▶ **Given exercise**:
Report how many lines in the listing below include the word "normal". Write nothing besides the number.

▶ **Listed records**:

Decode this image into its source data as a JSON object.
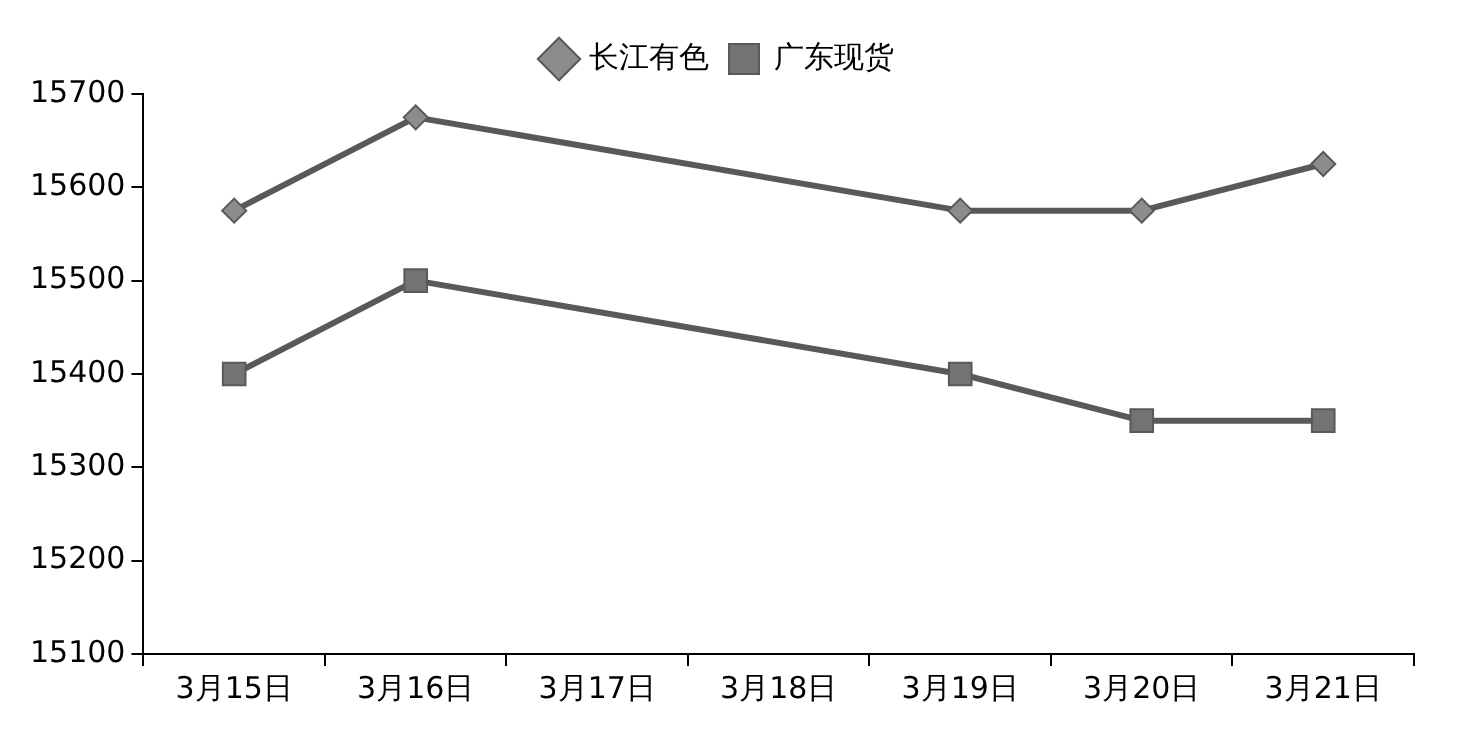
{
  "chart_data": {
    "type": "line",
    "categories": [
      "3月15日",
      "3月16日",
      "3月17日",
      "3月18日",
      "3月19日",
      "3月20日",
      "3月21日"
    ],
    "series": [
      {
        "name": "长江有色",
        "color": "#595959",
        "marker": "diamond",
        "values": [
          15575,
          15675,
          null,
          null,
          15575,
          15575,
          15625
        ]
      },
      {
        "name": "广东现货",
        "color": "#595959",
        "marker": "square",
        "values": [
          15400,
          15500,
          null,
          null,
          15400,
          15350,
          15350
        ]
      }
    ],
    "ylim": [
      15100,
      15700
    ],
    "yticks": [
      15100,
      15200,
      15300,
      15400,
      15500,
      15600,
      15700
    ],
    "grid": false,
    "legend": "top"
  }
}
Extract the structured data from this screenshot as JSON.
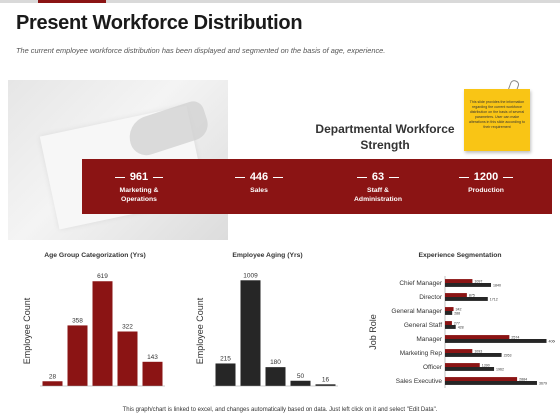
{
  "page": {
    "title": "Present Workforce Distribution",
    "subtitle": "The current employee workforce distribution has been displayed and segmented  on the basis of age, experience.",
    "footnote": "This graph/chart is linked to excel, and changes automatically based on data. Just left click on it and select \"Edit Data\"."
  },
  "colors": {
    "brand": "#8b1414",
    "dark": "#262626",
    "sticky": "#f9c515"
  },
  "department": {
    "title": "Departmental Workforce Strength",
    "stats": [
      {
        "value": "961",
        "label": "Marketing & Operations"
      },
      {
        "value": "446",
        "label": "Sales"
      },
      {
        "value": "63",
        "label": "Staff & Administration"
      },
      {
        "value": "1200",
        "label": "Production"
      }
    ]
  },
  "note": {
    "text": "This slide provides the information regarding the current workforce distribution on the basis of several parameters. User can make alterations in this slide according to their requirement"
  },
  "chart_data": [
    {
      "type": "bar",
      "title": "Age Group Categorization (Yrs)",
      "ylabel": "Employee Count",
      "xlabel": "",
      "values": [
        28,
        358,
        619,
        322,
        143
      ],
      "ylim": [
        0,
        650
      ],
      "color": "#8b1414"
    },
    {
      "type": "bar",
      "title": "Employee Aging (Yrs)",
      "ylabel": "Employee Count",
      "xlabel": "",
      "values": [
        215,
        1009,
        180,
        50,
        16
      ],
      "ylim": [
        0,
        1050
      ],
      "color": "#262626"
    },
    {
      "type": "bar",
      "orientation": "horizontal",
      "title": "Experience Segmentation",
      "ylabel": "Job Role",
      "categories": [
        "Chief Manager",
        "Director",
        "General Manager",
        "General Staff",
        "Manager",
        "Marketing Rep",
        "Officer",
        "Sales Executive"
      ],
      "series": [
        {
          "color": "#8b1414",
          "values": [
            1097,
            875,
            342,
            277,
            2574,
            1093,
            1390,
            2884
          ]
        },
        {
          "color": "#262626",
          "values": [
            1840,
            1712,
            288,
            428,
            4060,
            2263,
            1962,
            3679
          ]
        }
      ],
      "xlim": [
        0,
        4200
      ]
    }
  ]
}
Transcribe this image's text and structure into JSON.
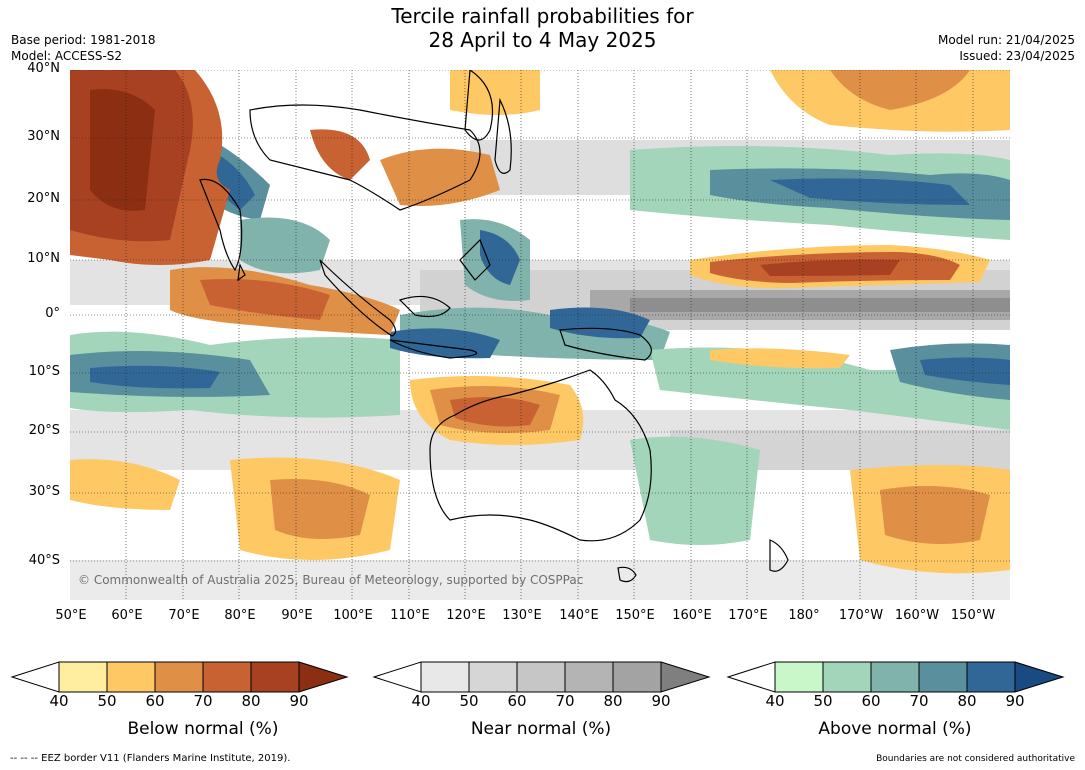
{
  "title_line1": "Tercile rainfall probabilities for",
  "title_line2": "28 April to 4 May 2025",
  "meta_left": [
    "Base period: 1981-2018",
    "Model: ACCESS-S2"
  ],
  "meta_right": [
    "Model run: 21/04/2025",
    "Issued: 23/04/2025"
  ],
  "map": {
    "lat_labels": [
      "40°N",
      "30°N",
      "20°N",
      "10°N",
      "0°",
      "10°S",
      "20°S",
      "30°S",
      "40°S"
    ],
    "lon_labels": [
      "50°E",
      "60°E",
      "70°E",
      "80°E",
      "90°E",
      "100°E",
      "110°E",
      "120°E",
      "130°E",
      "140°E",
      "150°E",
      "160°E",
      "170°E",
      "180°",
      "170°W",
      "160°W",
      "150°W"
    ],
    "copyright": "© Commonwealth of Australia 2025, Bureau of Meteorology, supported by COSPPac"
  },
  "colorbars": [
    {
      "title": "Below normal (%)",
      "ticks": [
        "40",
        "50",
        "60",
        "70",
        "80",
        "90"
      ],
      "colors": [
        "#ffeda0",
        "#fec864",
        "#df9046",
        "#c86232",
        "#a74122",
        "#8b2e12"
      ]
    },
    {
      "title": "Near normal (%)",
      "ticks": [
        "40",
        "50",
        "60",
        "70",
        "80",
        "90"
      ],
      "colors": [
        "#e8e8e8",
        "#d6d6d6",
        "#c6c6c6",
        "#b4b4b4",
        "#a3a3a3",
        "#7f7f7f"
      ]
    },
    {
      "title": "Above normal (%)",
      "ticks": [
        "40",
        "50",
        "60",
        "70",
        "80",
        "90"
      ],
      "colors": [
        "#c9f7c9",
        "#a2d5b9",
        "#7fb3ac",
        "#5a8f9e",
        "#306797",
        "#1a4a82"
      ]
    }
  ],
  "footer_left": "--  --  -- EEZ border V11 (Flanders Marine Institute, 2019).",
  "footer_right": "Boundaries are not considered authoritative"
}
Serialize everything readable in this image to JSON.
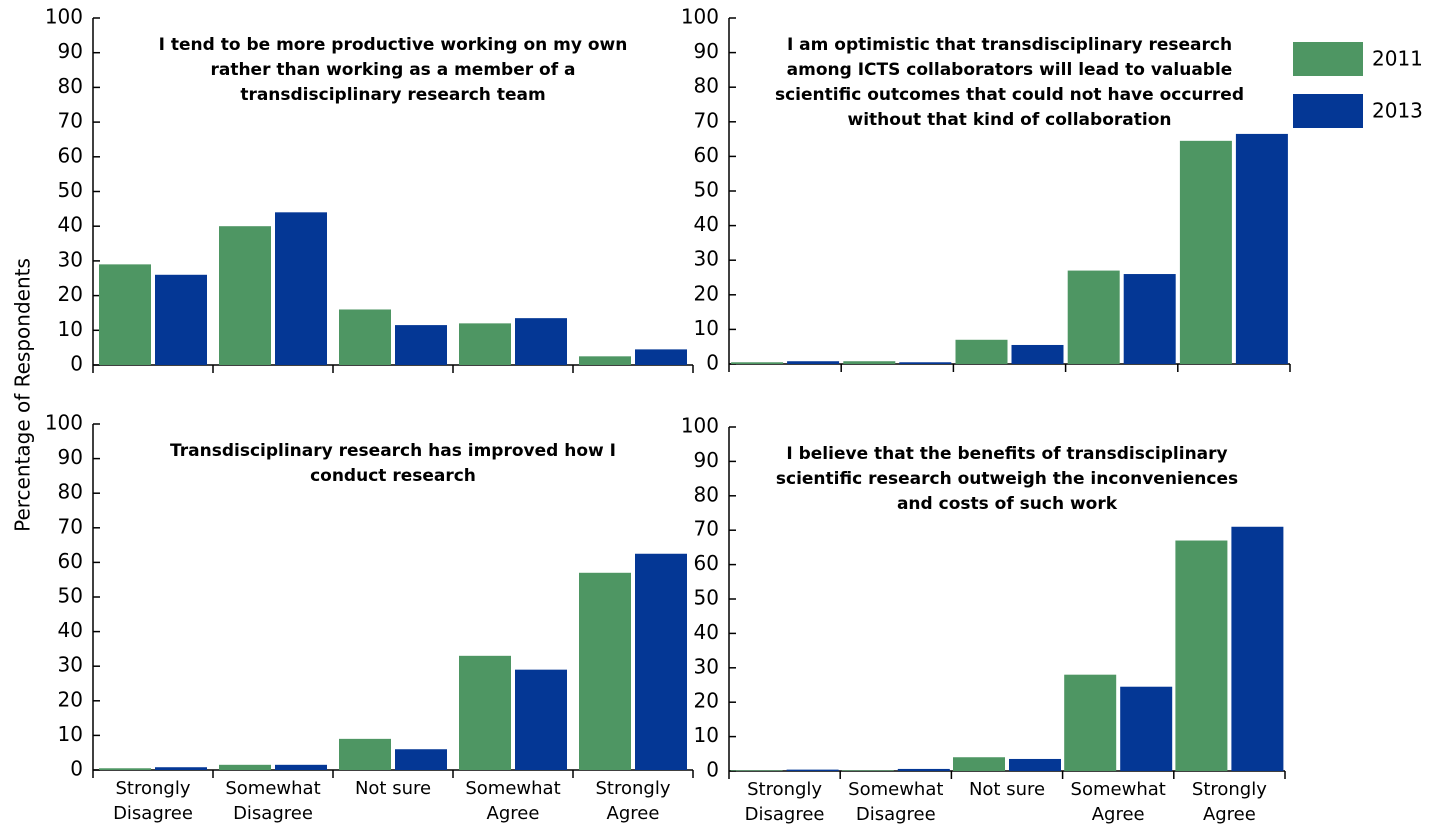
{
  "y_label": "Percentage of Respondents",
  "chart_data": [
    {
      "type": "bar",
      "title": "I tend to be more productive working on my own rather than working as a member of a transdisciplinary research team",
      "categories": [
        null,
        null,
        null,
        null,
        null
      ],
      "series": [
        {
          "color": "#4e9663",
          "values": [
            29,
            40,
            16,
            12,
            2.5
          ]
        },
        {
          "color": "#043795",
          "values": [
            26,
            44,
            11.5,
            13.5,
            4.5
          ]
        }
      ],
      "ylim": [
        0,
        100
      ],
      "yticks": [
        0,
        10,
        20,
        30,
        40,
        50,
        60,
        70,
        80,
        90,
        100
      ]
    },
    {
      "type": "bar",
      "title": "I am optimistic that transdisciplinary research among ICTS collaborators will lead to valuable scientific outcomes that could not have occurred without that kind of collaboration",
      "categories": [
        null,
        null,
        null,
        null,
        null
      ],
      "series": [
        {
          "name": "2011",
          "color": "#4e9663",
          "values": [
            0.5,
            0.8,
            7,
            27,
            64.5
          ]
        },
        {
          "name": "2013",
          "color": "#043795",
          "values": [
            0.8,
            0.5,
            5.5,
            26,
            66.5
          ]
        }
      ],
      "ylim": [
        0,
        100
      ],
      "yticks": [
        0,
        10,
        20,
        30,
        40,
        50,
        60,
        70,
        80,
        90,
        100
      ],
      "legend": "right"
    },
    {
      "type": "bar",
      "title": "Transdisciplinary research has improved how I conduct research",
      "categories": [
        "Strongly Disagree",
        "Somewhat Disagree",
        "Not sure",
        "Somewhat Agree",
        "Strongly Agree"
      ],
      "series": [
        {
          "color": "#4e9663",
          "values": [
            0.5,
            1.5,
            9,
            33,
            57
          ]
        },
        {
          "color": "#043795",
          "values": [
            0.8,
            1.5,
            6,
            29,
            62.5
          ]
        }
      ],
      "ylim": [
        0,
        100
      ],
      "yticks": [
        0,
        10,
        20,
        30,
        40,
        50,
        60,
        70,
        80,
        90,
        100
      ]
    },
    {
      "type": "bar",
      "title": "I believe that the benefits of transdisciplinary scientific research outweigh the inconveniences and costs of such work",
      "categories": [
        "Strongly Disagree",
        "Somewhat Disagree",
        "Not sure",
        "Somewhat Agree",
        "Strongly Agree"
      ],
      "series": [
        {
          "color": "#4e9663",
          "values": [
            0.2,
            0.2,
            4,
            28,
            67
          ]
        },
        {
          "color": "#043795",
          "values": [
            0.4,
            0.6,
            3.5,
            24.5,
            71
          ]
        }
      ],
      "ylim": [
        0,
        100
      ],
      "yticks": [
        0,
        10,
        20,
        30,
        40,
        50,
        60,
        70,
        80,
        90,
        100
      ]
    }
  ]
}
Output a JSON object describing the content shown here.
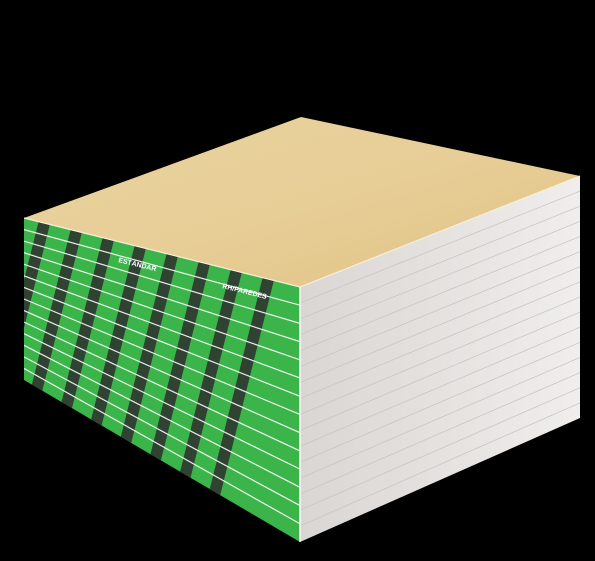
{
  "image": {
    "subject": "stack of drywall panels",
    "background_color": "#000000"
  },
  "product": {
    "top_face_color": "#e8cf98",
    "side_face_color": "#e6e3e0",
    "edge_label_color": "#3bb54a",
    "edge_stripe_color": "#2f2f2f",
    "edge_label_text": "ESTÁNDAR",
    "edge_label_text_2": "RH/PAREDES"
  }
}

▶ **Task response**:
3